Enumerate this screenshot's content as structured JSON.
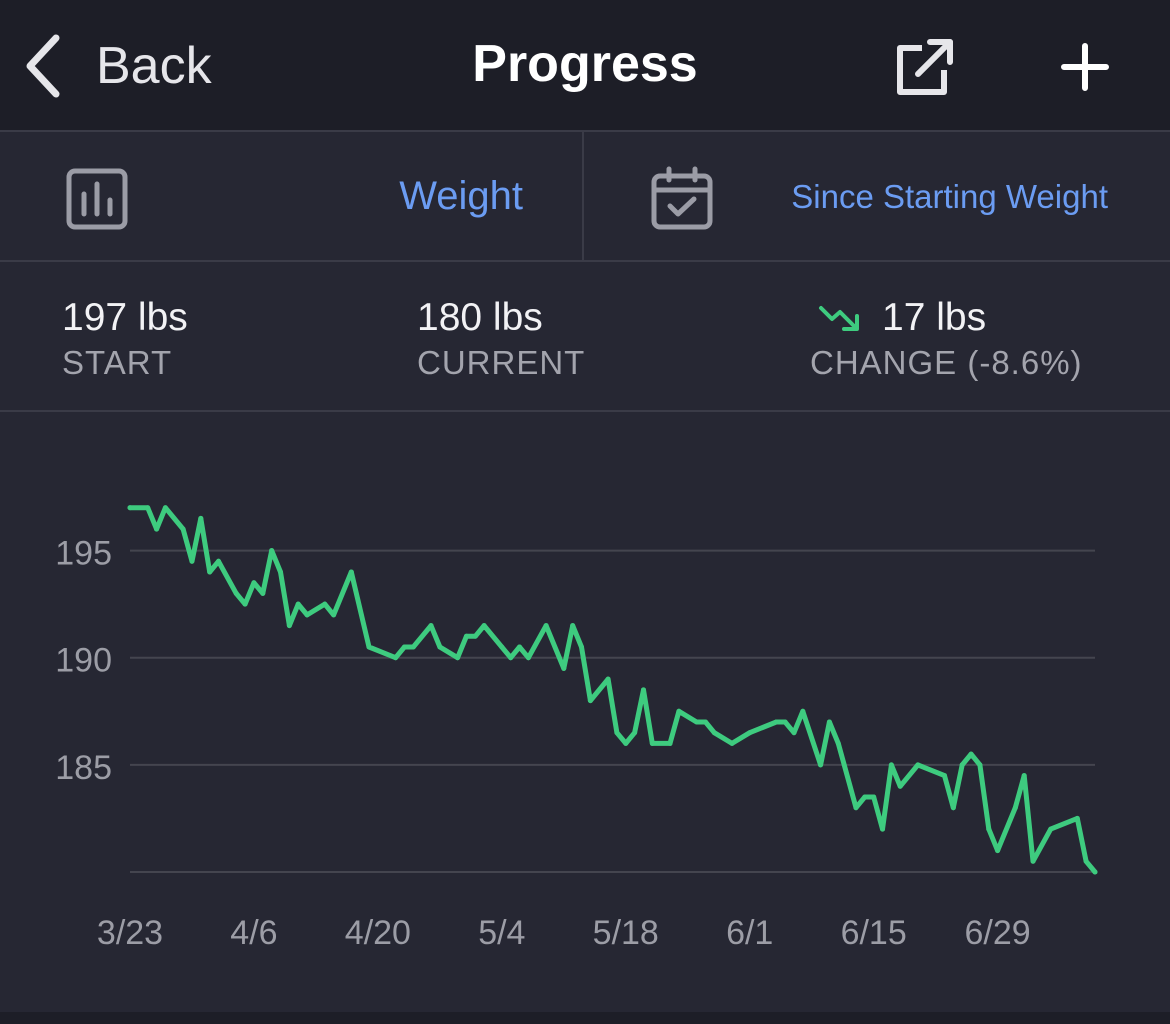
{
  "nav": {
    "back_label": "Back",
    "title": "Progress",
    "icons": {
      "back": "chevron-left-icon",
      "share": "share-external-icon",
      "add": "plus-icon"
    }
  },
  "selector": {
    "metric_label": "Weight",
    "metric_icon": "bar-chart-icon",
    "range_label": "Since Starting Weight",
    "range_icon": "calendar-check-icon"
  },
  "stats": {
    "start": {
      "value": "197 lbs",
      "label": "START"
    },
    "current": {
      "value": "180 lbs",
      "label": "CURRENT"
    },
    "change": {
      "value": "17 lbs",
      "label": "CHANGE (-8.6%)",
      "trend": "down"
    }
  },
  "colors": {
    "accent": "#6b9cf2",
    "line": "#3ecb7f",
    "background": "#262733",
    "header": "#1d1e27",
    "muted_text": "#a3a4ad"
  },
  "chart_data": {
    "type": "line",
    "title": "",
    "xlabel": "",
    "ylabel": "",
    "x_ticks": [
      "3/23",
      "4/6",
      "4/20",
      "5/4",
      "5/18",
      "6/1",
      "6/15",
      "6/29"
    ],
    "y_ticks": [
      195,
      190,
      185
    ],
    "ylim": [
      180,
      197.5
    ],
    "x_range_days": [
      0,
      109
    ],
    "grid": true,
    "series": [
      {
        "name": "",
        "points": [
          [
            0,
            197.0
          ],
          [
            2,
            197.0
          ],
          [
            3,
            196.0
          ],
          [
            4,
            197.0
          ],
          [
            6,
            196.0
          ],
          [
            7,
            194.5
          ],
          [
            8,
            196.5
          ],
          [
            9,
            194.0
          ],
          [
            10,
            194.5
          ],
          [
            12,
            193.0
          ],
          [
            13,
            192.5
          ],
          [
            14,
            193.5
          ],
          [
            15,
            193.0
          ],
          [
            16,
            195.0
          ],
          [
            17,
            194.0
          ],
          [
            18,
            191.5
          ],
          [
            19,
            192.5
          ],
          [
            20,
            192.0
          ],
          [
            22,
            192.5
          ],
          [
            23,
            192.0
          ],
          [
            25,
            194.0
          ],
          [
            27,
            190.5
          ],
          [
            30,
            190.0
          ],
          [
            31,
            190.5
          ],
          [
            32,
            190.5
          ],
          [
            34,
            191.5
          ],
          [
            35,
            190.5
          ],
          [
            37,
            190.0
          ],
          [
            38,
            191.0
          ],
          [
            39,
            191.0
          ],
          [
            40,
            191.5
          ],
          [
            42,
            190.5
          ],
          [
            43,
            190.0
          ],
          [
            44,
            190.5
          ],
          [
            45,
            190.0
          ],
          [
            47,
            191.5
          ],
          [
            49,
            189.5
          ],
          [
            50,
            191.5
          ],
          [
            51,
            190.5
          ],
          [
            52,
            188.0
          ],
          [
            54,
            189.0
          ],
          [
            55,
            186.5
          ],
          [
            56,
            186.0
          ],
          [
            57,
            186.5
          ],
          [
            58,
            188.5
          ],
          [
            59,
            186.0
          ],
          [
            61,
            186.0
          ],
          [
            62,
            187.5
          ],
          [
            64,
            187.0
          ],
          [
            65,
            187.0
          ],
          [
            66,
            186.5
          ],
          [
            68,
            186.0
          ],
          [
            70,
            186.5
          ],
          [
            73,
            187.0
          ],
          [
            74,
            187.0
          ],
          [
            75,
            186.5
          ],
          [
            76,
            187.5
          ],
          [
            78,
            185.0
          ],
          [
            79,
            187.0
          ],
          [
            80,
            186.0
          ],
          [
            82,
            183.0
          ],
          [
            83,
            183.5
          ],
          [
            84,
            183.5
          ],
          [
            85,
            182.0
          ],
          [
            86,
            185.0
          ],
          [
            87,
            184.0
          ],
          [
            89,
            185.0
          ],
          [
            92,
            184.5
          ],
          [
            93,
            183.0
          ],
          [
            94,
            185.0
          ],
          [
            95,
            185.5
          ],
          [
            96,
            185.0
          ],
          [
            97,
            182.0
          ],
          [
            98,
            181.0
          ],
          [
            100,
            183.0
          ],
          [
            101,
            184.5
          ],
          [
            102,
            180.5
          ],
          [
            104,
            182.0
          ],
          [
            107,
            182.5
          ],
          [
            108,
            180.5
          ],
          [
            109,
            180.0
          ]
        ]
      }
    ]
  }
}
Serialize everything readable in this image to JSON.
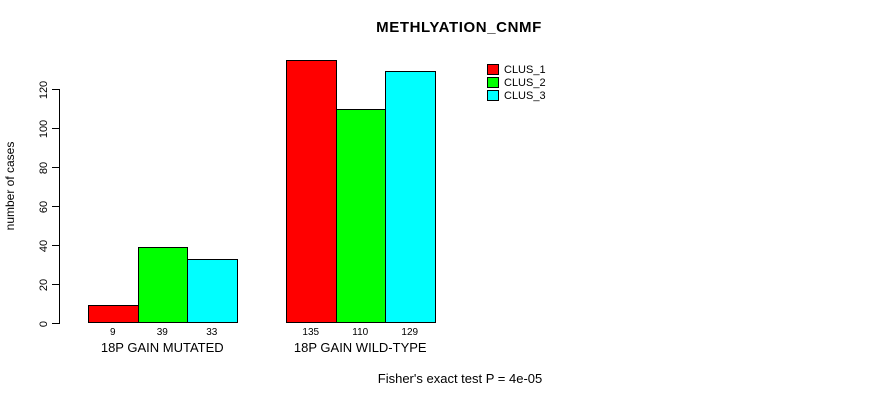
{
  "page": {
    "background": "#FFFFFF",
    "text_color": "#000000",
    "axis_color": "#000000"
  },
  "chart_data": {
    "type": "bar",
    "title": "METHLYATION_CNMF",
    "ylabel": "number of cases",
    "xlabel": "",
    "categories": [
      "18P GAIN MUTATED",
      "18P GAIN WILD-TYPE"
    ],
    "series": [
      {
        "name": "CLUS_1",
        "color": "#FF0000",
        "values": [
          9,
          135
        ]
      },
      {
        "name": "CLUS_2",
        "color": "#00FF00",
        "values": [
          39,
          110
        ]
      },
      {
        "name": "CLUS_3",
        "color": "#00FFFF",
        "values": [
          33,
          129
        ]
      }
    ],
    "bar_value_labels": [
      [
        "9",
        "39",
        "33"
      ],
      [
        "135",
        "110",
        "129"
      ]
    ],
    "yticks": [
      0,
      20,
      40,
      60,
      80,
      100,
      120
    ],
    "ylim": [
      0,
      135
    ],
    "grid": false,
    "legend_position": "top-right",
    "legend": [
      "CLUS_1",
      "CLUS_2",
      "CLUS_3"
    ],
    "annotation": "Fisher's exact test P = 4e-05",
    "bar_border_color": "#000000"
  }
}
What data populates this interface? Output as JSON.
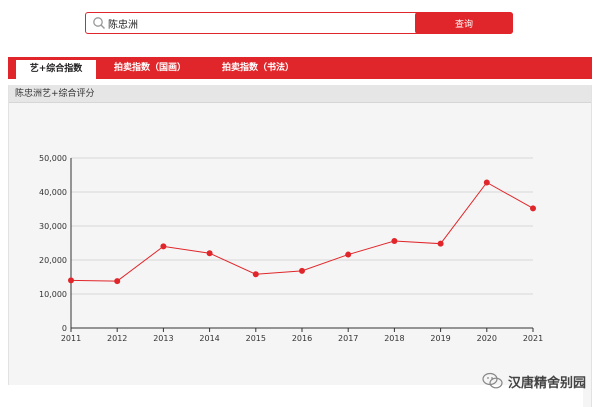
{
  "search": {
    "value": "陈忠洲",
    "button_label": "查询"
  },
  "tabs": [
    {
      "label": "艺+综合指数",
      "active": true
    },
    {
      "label": "拍卖指数（国画）",
      "active": false
    },
    {
      "label": "拍卖指数（书法）",
      "active": false
    }
  ],
  "panel": {
    "title": "陈忠洲艺+综合评分"
  },
  "watermark": {
    "text": "汉唐精舍别园"
  },
  "colors": {
    "accent": "#e0262a",
    "line": "#e0262a"
  },
  "chart_data": {
    "type": "line",
    "x": [
      "2011",
      "2012",
      "2013",
      "2014",
      "2015",
      "2016",
      "2017",
      "2018",
      "2019",
      "2020",
      "2021"
    ],
    "series": [
      {
        "values": [
          14000,
          13800,
          24000,
          22000,
          15800,
          16800,
          21600,
          25600,
          24800,
          42800,
          35200
        ]
      }
    ],
    "ylim": [
      0,
      50000
    ],
    "yticks": [
      0,
      10000,
      20000,
      30000,
      40000,
      50000
    ],
    "ytick_labels": [
      "0",
      "10,000",
      "20,000",
      "30,000",
      "40,000",
      "50,000"
    ],
    "grid": true,
    "title": "",
    "xlabel": "",
    "ylabel": ""
  }
}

==*==

**Set problem:** Repeat the material above verbatim, with no pictures in the output.

**Task result:**
Enumerate this screenshot's content as structured JSON.
{
  "nav": {
    "back_label": "Back",
    "title": "Progress",
    "icons": {
      "back": "chevron-left-icon",
      "share": "share-external-icon",
      "add": "plus-icon"
    }
  },
  "selector": {
    "metric_label": "Weight",
    "metric_icon": "bar-chart-icon",
    "range_label": "Since Starting Weight",
    "range_icon": "calendar-check-icon"
  },
  "stats": {
    "start": {
      "value": "197 lbs",
      "label": "START"
    },
    "current": {
      "value": "180 lbs",
      "label": "CURRENT"
    },
    "change": {
      "value": "17 lbs",
      "label": "CHANGE (-8.6%)",
      "trend": "down"
    }
  },
  "colors": {
    "accent": "#6b9cf2",
    "line": "#3ecb7f",
    "background": "#262733",
    "header": "#1d1e27",
    "muted_text": "#a3a4ad"
  },
  "chart_data": {
    "type": "line",
    "title": "",
    "xlabel": "",
    "ylabel": "",
    "x_ticks": [
      "3/23",
      "4/6",
      "4/20",
      "5/4",
      "5/18",
      "6/1",
      "6/15",
      "6/29"
    ],
    "y_ticks": [
      195,
      190,
      185
    ],
    "ylim": [
      180,
      197.5
    ],
    "x_range_days": [
      0,
      109
    ],
    "grid": true,
    "series": [
      {
        "name": "",
        "points": [
          [
            0,
            197.0
          ],
          [
            2,
            197.0
          ],
          [
            3,
            196.0
          ],
          [
            4,
            197.0
          ],
          [
            6,
            196.0
          ],
          [
            7,
            194.5
          ],
          [
            8,
            196.5
          ],
          [
            9,
            194.0
          ],
          [
            10,
            194.5
          ],
          [
            12,
            193.0
          ],
          [
            13,
            192.5
          ],
          [
            14,
            193.5
          ],
          [
            15,
            193.0
          ],
          [
            16,
            195.0
          ],
          [
            17,
            194.0
          ],
          [
            18,
            191.5
          ],
          [
            19,
            192.5
          ],
          [
            20,
            192.0
          ],
          [
            22,
            192.5
          ],
          [
            23,
            192.0
          ],
          [
            25,
            194.0
          ],
          [
            27,
            190.5
          ],
          [
            30,
            190.0
          ],
          [
            31,
            190.5
          ],
          [
            32,
            190.5
          ],
          [
            34,
            191.5
          ],
          [
            35,
            190.5
          ],
          [
            37,
            190.0
          ],
          [
            38,
            191.0
          ],
          [
            39,
            191.0
          ],
          [
            40,
            191.5
          ],
          [
            42,
            190.5
          ],
          [
            43,
            190.0
          ],
          [
            44,
            190.5
          ],
          [
            45,
            190.0
          ],
          [
            47,
            191.5
          ],
          [
            49,
            189.5
          ],
          [
            50,
            191.5
          ],
          [
            51,
            190.5
          ],
          [
            52,
            188.0
          ],
          [
            54,
            189.0
          ],
          [
            55,
            186.5
          ],
          [
            56,
            186.0
          ],
          [
            57,
            186.5
          ],
          [
            58,
            188.5
          ],
          [
            59,
            186.0
          ],
          [
            61,
            186.0
          ],
          [
            62,
            187.5
          ],
          [
            64,
            187.0
          ],
          [
            65,
            187.0
          ],
          [
            66,
            186.5
          ],
          [
            68,
            186.0
          ],
          [
            70,
            186.5
          ],
          [
            73,
            187.0
          ],
          [
            74,
            187.0
          ],
          [
            75,
            186.5
          ],
          [
            76,
            187.5
          ],
          [
            78,
            185.0
          ],
          [
            79,
            187.0
          ],
          [
            80,
            186.0
          ],
          [
            82,
            183.0
          ],
          [
            83,
            183.5
          ],
          [
            84,
            183.5
          ],
          [
            85,
            182.0
          ],
          [
            86,
            185.0
          ],
          [
            87,
            184.0
          ],
          [
            89,
            185.0
          ],
          [
            92,
            184.5
          ],
          [
            93,
            183.0
          ],
          [
            94,
            185.0
          ],
          [
            95,
            185.5
          ],
          [
            96,
            185.0
          ],
          [
            97,
            182.0
          ],
          [
            98,
            181.0
          ],
          [
            100,
            183.0
          ],
          [
            101,
            184.5
          ],
          [
            102,
            180.5
          ],
          [
            104,
            182.0
          ],
          [
            107,
            182.5
          ],
          [
            108,
            180.5
          ],
          [
            109,
            180.0
          ]
        ]
      }
    ]
  }
}
Serialize everything readable in this image to JSON.
{
  "page": {
    "background": "#FFFFFF",
    "text_color": "#000000",
    "axis_color": "#000000"
  },
  "chart_data": {
    "type": "bar",
    "title": "METHLYATION_CNMF",
    "ylabel": "number of cases",
    "xlabel": "",
    "categories": [
      "18P GAIN MUTATED",
      "18P GAIN WILD-TYPE"
    ],
    "series": [
      {
        "name": "CLUS_1",
        "color": "#FF0000",
        "values": [
          9,
          135
        ]
      },
      {
        "name": "CLUS_2",
        "color": "#00FF00",
        "values": [
          39,
          110
        ]
      },
      {
        "name": "CLUS_3",
        "color": "#00FFFF",
        "values": [
          33,
          129
        ]
      }
    ],
    "bar_value_labels": [
      [
        "9",
        "39",
        "33"
      ],
      [
        "135",
        "110",
        "129"
      ]
    ],
    "yticks": [
      0,
      20,
      40,
      60,
      80,
      100,
      120
    ],
    "ylim": [
      0,
      135
    ],
    "grid": false,
    "legend_position": "top-right",
    "legend": [
      "CLUS_1",
      "CLUS_2",
      "CLUS_3"
    ],
    "annotation": "Fisher's exact test P = 4e-05",
    "bar_border_color": "#000000"
  }
}
What data populates this interface? Output as JSON.
{
  "search": {
    "value": "陈忠洲",
    "button_label": "查询"
  },
  "tabs": [
    {
      "label": "艺+综合指数",
      "active": true
    },
    {
      "label": "拍卖指数（国画）",
      "active": false
    },
    {
      "label": "拍卖指数（书法）",
      "active": false
    }
  ],
  "panel": {
    "title": "陈忠洲艺+综合评分"
  },
  "watermark": {
    "text": "汉唐精舍别园"
  },
  "colors": {
    "accent": "#e0262a",
    "line": "#e0262a"
  },
  "chart_data": {
    "type": "line",
    "x": [
      "2011",
      "2012",
      "2013",
      "2014",
      "2015",
      "2016",
      "2017",
      "2018",
      "2019",
      "2020",
      "2021"
    ],
    "series": [
      {
        "values": [
          14000,
          13800,
          24000,
          22000,
          15800,
          16800,
          21600,
          25600,
          24800,
          42800,
          35200
        ]
      }
    ],
    "ylim": [
      0,
      50000
    ],
    "yticks": [
      0,
      10000,
      20000,
      30000,
      40000,
      50000
    ],
    "ytick_labels": [
      "0",
      "10,000",
      "20,000",
      "30,000",
      "40,000",
      "50,000"
    ],
    "grid": true,
    "title": "",
    "xlabel": "",
    "ylabel": ""
  }
}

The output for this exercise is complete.